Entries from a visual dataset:
---+---

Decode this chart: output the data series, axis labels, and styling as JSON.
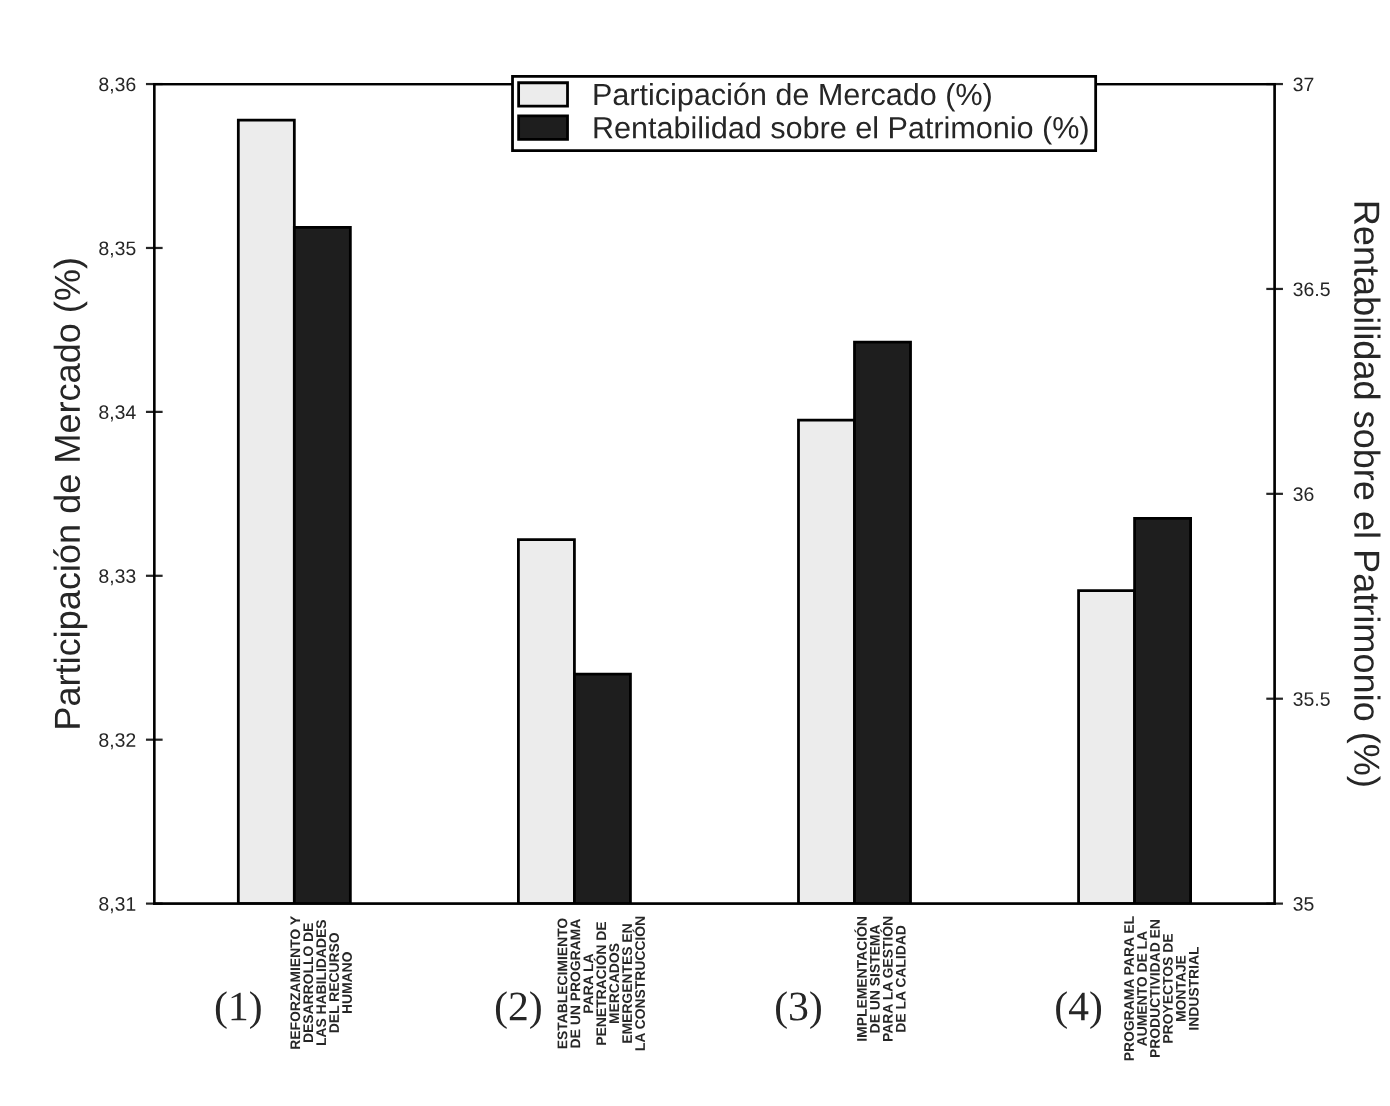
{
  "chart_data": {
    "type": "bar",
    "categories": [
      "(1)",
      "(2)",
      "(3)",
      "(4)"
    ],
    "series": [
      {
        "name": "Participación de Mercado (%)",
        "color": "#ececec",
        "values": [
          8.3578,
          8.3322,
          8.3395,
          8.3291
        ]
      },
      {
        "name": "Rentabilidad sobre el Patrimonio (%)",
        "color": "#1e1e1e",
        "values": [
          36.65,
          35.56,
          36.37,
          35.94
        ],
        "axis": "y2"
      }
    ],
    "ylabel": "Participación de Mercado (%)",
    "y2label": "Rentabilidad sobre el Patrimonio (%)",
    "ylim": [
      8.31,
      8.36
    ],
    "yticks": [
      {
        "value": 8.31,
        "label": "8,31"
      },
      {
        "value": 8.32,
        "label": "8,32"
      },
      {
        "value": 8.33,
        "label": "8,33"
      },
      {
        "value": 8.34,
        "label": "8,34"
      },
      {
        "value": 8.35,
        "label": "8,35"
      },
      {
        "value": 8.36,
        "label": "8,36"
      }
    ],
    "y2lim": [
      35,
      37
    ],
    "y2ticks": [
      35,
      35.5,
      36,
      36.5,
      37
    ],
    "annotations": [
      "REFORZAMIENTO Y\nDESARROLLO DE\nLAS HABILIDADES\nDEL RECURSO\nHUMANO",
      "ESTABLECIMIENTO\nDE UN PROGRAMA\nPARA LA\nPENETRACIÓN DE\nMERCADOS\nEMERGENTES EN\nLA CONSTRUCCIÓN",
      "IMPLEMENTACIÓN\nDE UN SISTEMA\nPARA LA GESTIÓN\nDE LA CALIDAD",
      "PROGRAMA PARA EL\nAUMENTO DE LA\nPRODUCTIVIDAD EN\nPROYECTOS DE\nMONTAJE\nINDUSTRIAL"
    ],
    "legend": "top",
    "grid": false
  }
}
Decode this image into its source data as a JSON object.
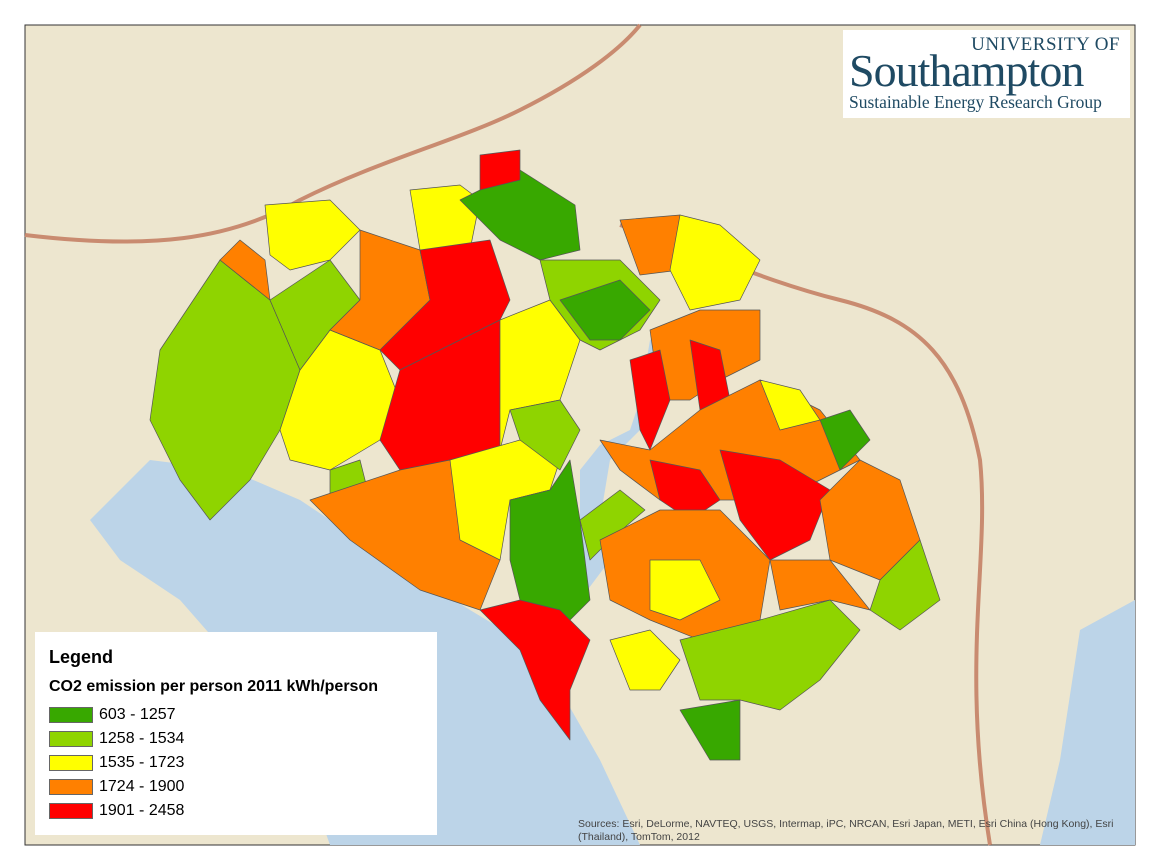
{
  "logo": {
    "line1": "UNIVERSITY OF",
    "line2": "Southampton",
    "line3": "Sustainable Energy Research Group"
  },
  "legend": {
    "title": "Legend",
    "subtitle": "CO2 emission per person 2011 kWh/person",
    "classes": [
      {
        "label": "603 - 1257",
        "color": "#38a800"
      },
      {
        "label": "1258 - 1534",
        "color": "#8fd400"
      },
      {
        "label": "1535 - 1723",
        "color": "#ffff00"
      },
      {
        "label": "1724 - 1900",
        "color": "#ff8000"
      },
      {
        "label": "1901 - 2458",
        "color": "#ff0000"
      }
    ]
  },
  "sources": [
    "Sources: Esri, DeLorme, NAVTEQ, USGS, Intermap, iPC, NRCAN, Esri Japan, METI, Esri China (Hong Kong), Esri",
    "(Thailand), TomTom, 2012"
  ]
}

---+---

**Work to complete**. Print every entry above again without changing a word, and omit the pictures.

**Output below**.
Decode this chart: output the data series, axis labels, and styling as JSON.
{
  "chart_data": {
    "type": "bar",
    "categories": [
      "(1)",
      "(2)",
      "(3)",
      "(4)"
    ],
    "series": [
      {
        "name": "Participación de Mercado (%)",
        "color": "#ececec",
        "values": [
          8.3578,
          8.3322,
          8.3395,
          8.3291
        ]
      },
      {
        "name": "Rentabilidad sobre el Patrimonio (%)",
        "color": "#1e1e1e",
        "values": [
          36.65,
          35.56,
          36.37,
          35.94
        ],
        "axis": "y2"
      }
    ],
    "ylabel": "Participación de Mercado (%)",
    "y2label": "Rentabilidad sobre el Patrimonio (%)",
    "ylim": [
      8.31,
      8.36
    ],
    "yticks": [
      {
        "value": 8.31,
        "label": "8,31"
      },
      {
        "value": 8.32,
        "label": "8,32"
      },
      {
        "value": 8.33,
        "label": "8,33"
      },
      {
        "value": 8.34,
        "label": "8,34"
      },
      {
        "value": 8.35,
        "label": "8,35"
      },
      {
        "value": 8.36,
        "label": "8,36"
      }
    ],
    "y2lim": [
      35,
      37
    ],
    "y2ticks": [
      35,
      35.5,
      36,
      36.5,
      37
    ],
    "annotations": [
      "REFORZAMIENTO Y\nDESARROLLO DE\nLAS HABILIDADES\nDEL RECURSO\nHUMANO",
      "ESTABLECIMIENTO\nDE UN PROGRAMA\nPARA LA\nPENETRACIÓN DE\nMERCADOS\nEMERGENTES EN\nLA CONSTRUCCIÓN",
      "IMPLEMENTACIÓN\nDE UN SISTEMA\nPARA LA GESTIÓN\nDE LA CALIDAD",
      "PROGRAMA PARA EL\nAUMENTO DE LA\nPRODUCTIVIDAD EN\nPROYECTOS DE\nMONTAJE\nINDUSTRIAL"
    ],
    "legend": "top",
    "grid": false
  }
}
Decode this image into its source data as a JSON object.
{
  "logo": {
    "line1": "UNIVERSITY OF",
    "line2": "Southampton",
    "line3": "Sustainable Energy Research Group"
  },
  "legend": {
    "title": "Legend",
    "subtitle": "CO2 emission per person 2011 kWh/person",
    "classes": [
      {
        "label": "603 - 1257",
        "color": "#38a800"
      },
      {
        "label": "1258 - 1534",
        "color": "#8fd400"
      },
      {
        "label": "1535 - 1723",
        "color": "#ffff00"
      },
      {
        "label": "1724 - 1900",
        "color": "#ff8000"
      },
      {
        "label": "1901 - 2458",
        "color": "#ff0000"
      }
    ]
  },
  "sources": [
    "Sources: Esri, DeLorme, NAVTEQ, USGS, Intermap, iPC, NRCAN, Esri Japan, METI, Esri China (Hong Kong), Esri",
    "(Thailand), TomTom, 2012"
  ]
}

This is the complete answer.